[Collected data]
-- Begin --

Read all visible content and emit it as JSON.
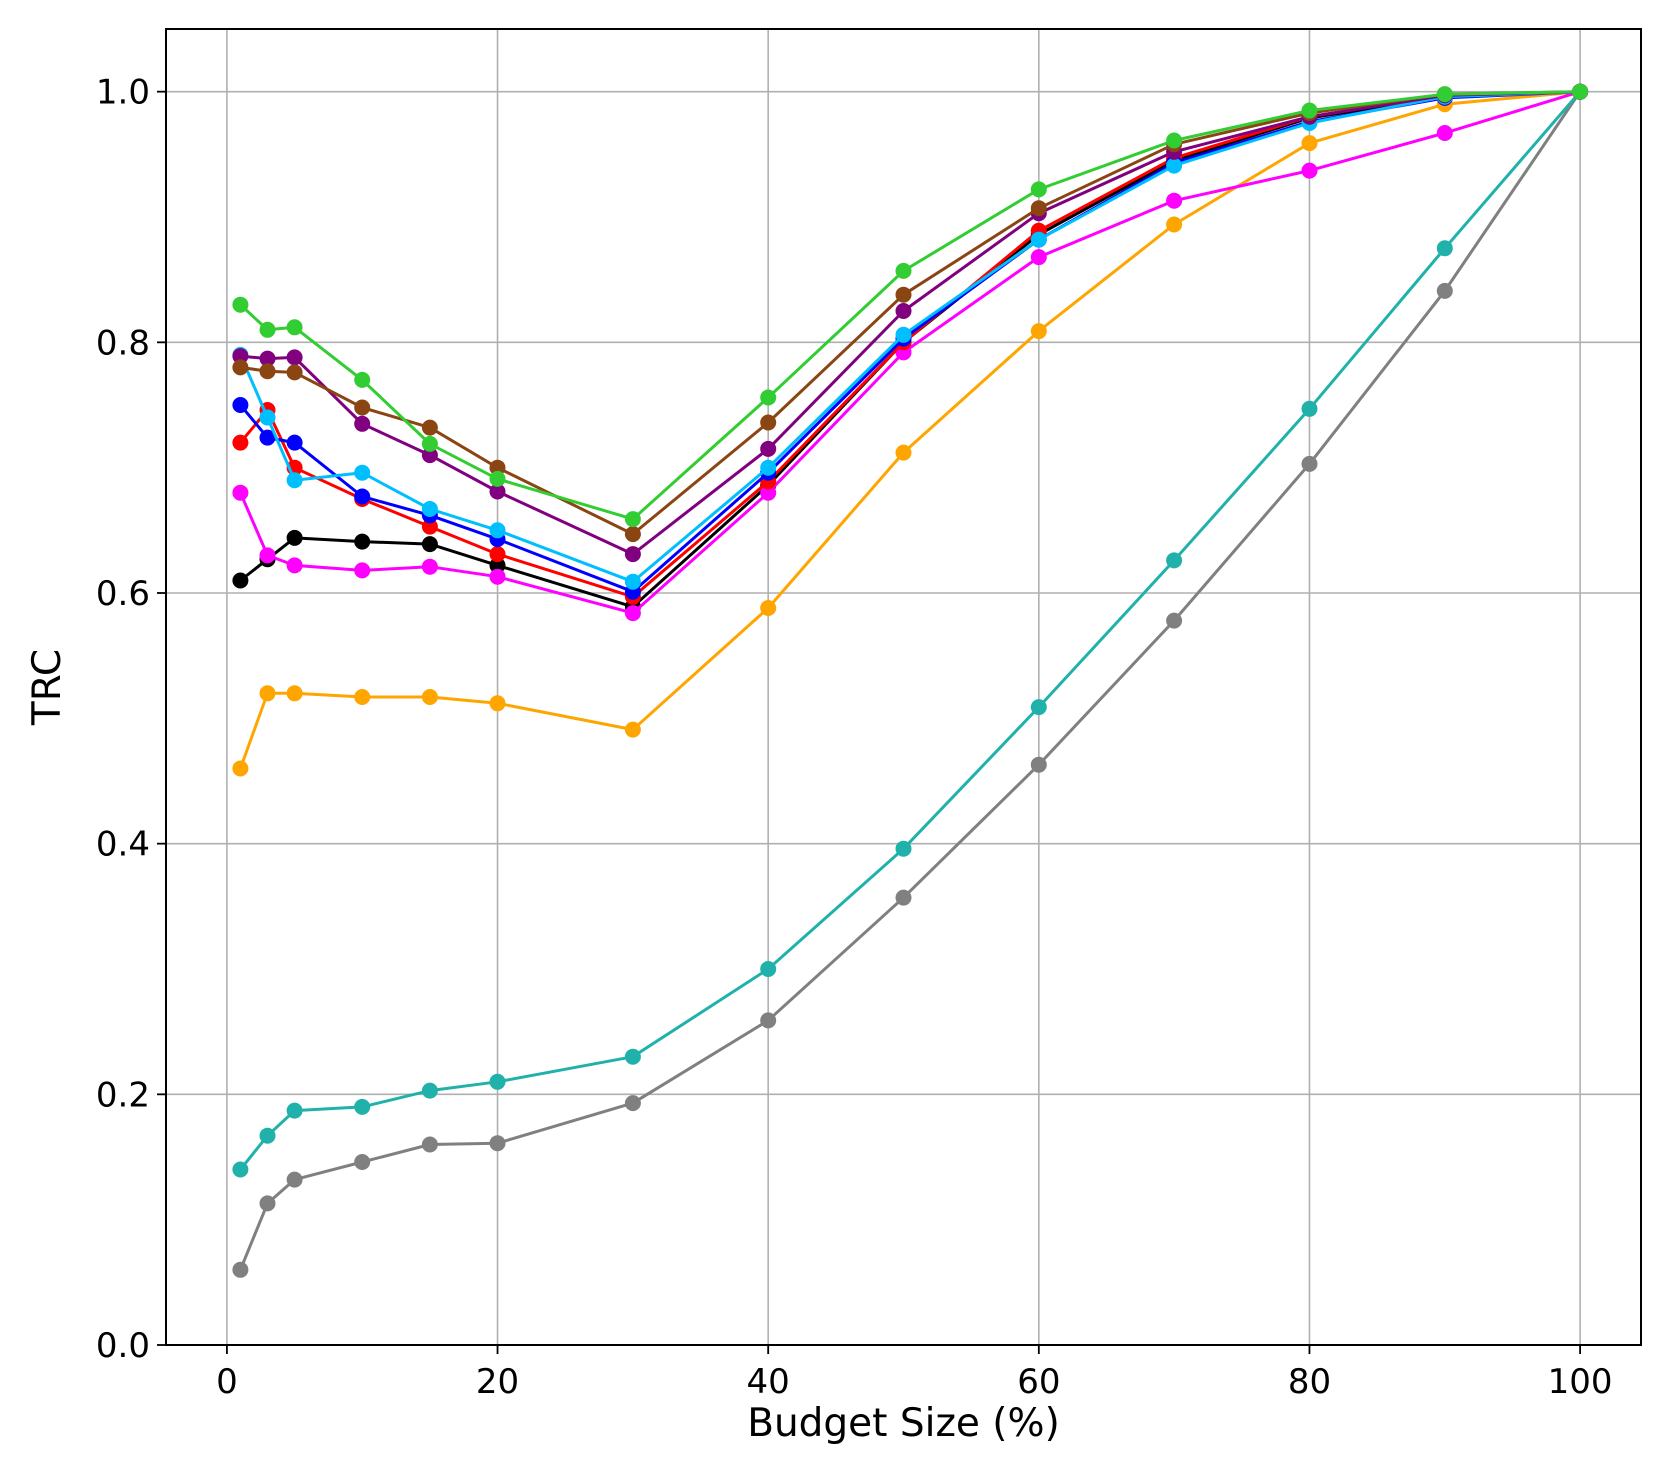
{
  "chart_data": {
    "type": "line",
    "title": "",
    "xlabel": "Budget Size (%)",
    "ylabel": "TRC",
    "xlim": [
      -4.5,
      104.5
    ],
    "ylim": [
      0.0,
      1.05
    ],
    "xticks": [
      0,
      20,
      40,
      60,
      80,
      100
    ],
    "xtick_labels": [
      "0",
      "20",
      "40",
      "60",
      "80",
      "100"
    ],
    "yticks": [
      0.0,
      0.2,
      0.4,
      0.6,
      0.8,
      1.0
    ],
    "ytick_labels": [
      "0.0",
      "0.2",
      "0.4",
      "0.6",
      "0.8",
      "1.0"
    ],
    "grid": true,
    "legend": "none",
    "x": [
      1,
      3,
      5,
      10,
      15,
      20,
      30,
      40,
      50,
      60,
      70,
      80,
      90,
      100
    ],
    "series": [
      {
        "name": "gray",
        "color": "#808080",
        "values": [
          0.06,
          0.113,
          0.132,
          0.146,
          0.16,
          0.161,
          0.193,
          0.259,
          0.357,
          0.463,
          0.578,
          0.703,
          0.841,
          1.0
        ]
      },
      {
        "name": "teal",
        "color": "#20b2aa",
        "values": [
          0.14,
          0.167,
          0.187,
          0.19,
          0.203,
          0.21,
          0.23,
          0.3,
          0.396,
          0.509,
          0.626,
          0.747,
          0.875,
          1.0
        ]
      },
      {
        "name": "orange",
        "color": "#ffa500",
        "values": [
          0.46,
          0.52,
          0.52,
          0.517,
          0.517,
          0.512,
          0.491,
          0.588,
          0.712,
          0.809,
          0.894,
          0.959,
          0.99,
          1.0
        ]
      },
      {
        "name": "black",
        "color": "#000000",
        "values": [
          0.61,
          0.627,
          0.644,
          0.641,
          0.639,
          0.622,
          0.589,
          0.686,
          0.8,
          0.886,
          0.945,
          0.979,
          0.996,
          1.0
        ]
      },
      {
        "name": "magenta",
        "color": "#ff00ff",
        "values": [
          0.68,
          0.63,
          0.622,
          0.618,
          0.621,
          0.613,
          0.584,
          0.68,
          0.792,
          0.868,
          0.913,
          0.937,
          0.967,
          1.0
        ]
      },
      {
        "name": "red",
        "color": "#ff0000",
        "values": [
          0.72,
          0.746,
          0.7,
          0.675,
          0.653,
          0.631,
          0.597,
          0.689,
          0.8,
          0.889,
          0.947,
          0.98,
          0.997,
          1.0
        ]
      },
      {
        "name": "blue",
        "color": "#0000ff",
        "values": [
          0.75,
          0.724,
          0.72,
          0.677,
          0.662,
          0.643,
          0.601,
          0.696,
          0.803,
          0.882,
          0.943,
          0.976,
          0.995,
          1.0
        ]
      },
      {
        "name": "deepskyblue",
        "color": "#00bfff",
        "values": [
          0.79,
          0.74,
          0.69,
          0.696,
          0.667,
          0.65,
          0.609,
          0.7,
          0.806,
          0.882,
          0.941,
          0.975,
          0.996,
          1.0
        ]
      },
      {
        "name": "purple",
        "color": "#800080",
        "values": [
          0.789,
          0.787,
          0.788,
          0.735,
          0.71,
          0.681,
          0.631,
          0.715,
          0.825,
          0.903,
          0.952,
          0.98,
          0.997,
          1.0
        ]
      },
      {
        "name": "brown",
        "color": "#8b4513",
        "values": [
          0.78,
          0.777,
          0.776,
          0.748,
          0.732,
          0.7,
          0.647,
          0.736,
          0.838,
          0.907,
          0.958,
          0.983,
          0.998,
          1.0
        ]
      },
      {
        "name": "limegreen",
        "color": "#32cd32",
        "values": [
          0.83,
          0.81,
          0.812,
          0.77,
          0.719,
          0.691,
          0.659,
          0.756,
          0.857,
          0.922,
          0.961,
          0.985,
          0.998,
          1.0
        ]
      }
    ]
  }
}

-- End --

== Brief ==
Omit the pictures and output all of the other material exactly.

== Result of the task ==
Read all visible content and emit it as JSON.
{
  "chart_data": {
    "type": "line",
    "title": "",
    "xlabel": "Budget Size (%)",
    "ylabel": "TRC",
    "xlim": [
      -4.5,
      104.5
    ],
    "ylim": [
      0.0,
      1.05
    ],
    "xticks": [
      0,
      20,
      40,
      60,
      80,
      100
    ],
    "xtick_labels": [
      "0",
      "20",
      "40",
      "60",
      "80",
      "100"
    ],
    "yticks": [
      0.0,
      0.2,
      0.4,
      0.6,
      0.8,
      1.0
    ],
    "ytick_labels": [
      "0.0",
      "0.2",
      "0.4",
      "0.6",
      "0.8",
      "1.0"
    ],
    "grid": true,
    "legend": "none",
    "x": [
      1,
      3,
      5,
      10,
      15,
      20,
      30,
      40,
      50,
      60,
      70,
      80,
      90,
      100
    ],
    "series": [
      {
        "name": "gray",
        "color": "#808080",
        "values": [
          0.06,
          0.113,
          0.132,
          0.146,
          0.16,
          0.161,
          0.193,
          0.259,
          0.357,
          0.463,
          0.578,
          0.703,
          0.841,
          1.0
        ]
      },
      {
        "name": "teal",
        "color": "#20b2aa",
        "values": [
          0.14,
          0.167,
          0.187,
          0.19,
          0.203,
          0.21,
          0.23,
          0.3,
          0.396,
          0.509,
          0.626,
          0.747,
          0.875,
          1.0
        ]
      },
      {
        "name": "orange",
        "color": "#ffa500",
        "values": [
          0.46,
          0.52,
          0.52,
          0.517,
          0.517,
          0.512,
          0.491,
          0.588,
          0.712,
          0.809,
          0.894,
          0.959,
          0.99,
          1.0
        ]
      },
      {
        "name": "black",
        "color": "#000000",
        "values": [
          0.61,
          0.627,
          0.644,
          0.641,
          0.639,
          0.622,
          0.589,
          0.686,
          0.8,
          0.886,
          0.945,
          0.979,
          0.996,
          1.0
        ]
      },
      {
        "name": "magenta",
        "color": "#ff00ff",
        "values": [
          0.68,
          0.63,
          0.622,
          0.618,
          0.621,
          0.613,
          0.584,
          0.68,
          0.792,
          0.868,
          0.913,
          0.937,
          0.967,
          1.0
        ]
      },
      {
        "name": "red",
        "color": "#ff0000",
        "values": [
          0.72,
          0.746,
          0.7,
          0.675,
          0.653,
          0.631,
          0.597,
          0.689,
          0.8,
          0.889,
          0.947,
          0.98,
          0.997,
          1.0
        ]
      },
      {
        "name": "blue",
        "color": "#0000ff",
        "values": [
          0.75,
          0.724,
          0.72,
          0.677,
          0.662,
          0.643,
          0.601,
          0.696,
          0.803,
          0.882,
          0.943,
          0.976,
          0.995,
          1.0
        ]
      },
      {
        "name": "deepskyblue",
        "color": "#00bfff",
        "values": [
          0.79,
          0.74,
          0.69,
          0.696,
          0.667,
          0.65,
          0.609,
          0.7,
          0.806,
          0.882,
          0.941,
          0.975,
          0.996,
          1.0
        ]
      },
      {
        "name": "purple",
        "color": "#800080",
        "values": [
          0.789,
          0.787,
          0.788,
          0.735,
          0.71,
          0.681,
          0.631,
          0.715,
          0.825,
          0.903,
          0.952,
          0.98,
          0.997,
          1.0
        ]
      },
      {
        "name": "brown",
        "color": "#8b4513",
        "values": [
          0.78,
          0.777,
          0.776,
          0.748,
          0.732,
          0.7,
          0.647,
          0.736,
          0.838,
          0.907,
          0.958,
          0.983,
          0.998,
          1.0
        ]
      },
      {
        "name": "limegreen",
        "color": "#32cd32",
        "values": [
          0.83,
          0.81,
          0.812,
          0.77,
          0.719,
          0.691,
          0.659,
          0.756,
          0.857,
          0.922,
          0.961,
          0.985,
          0.998,
          1.0
        ]
      }
    ]
  }
}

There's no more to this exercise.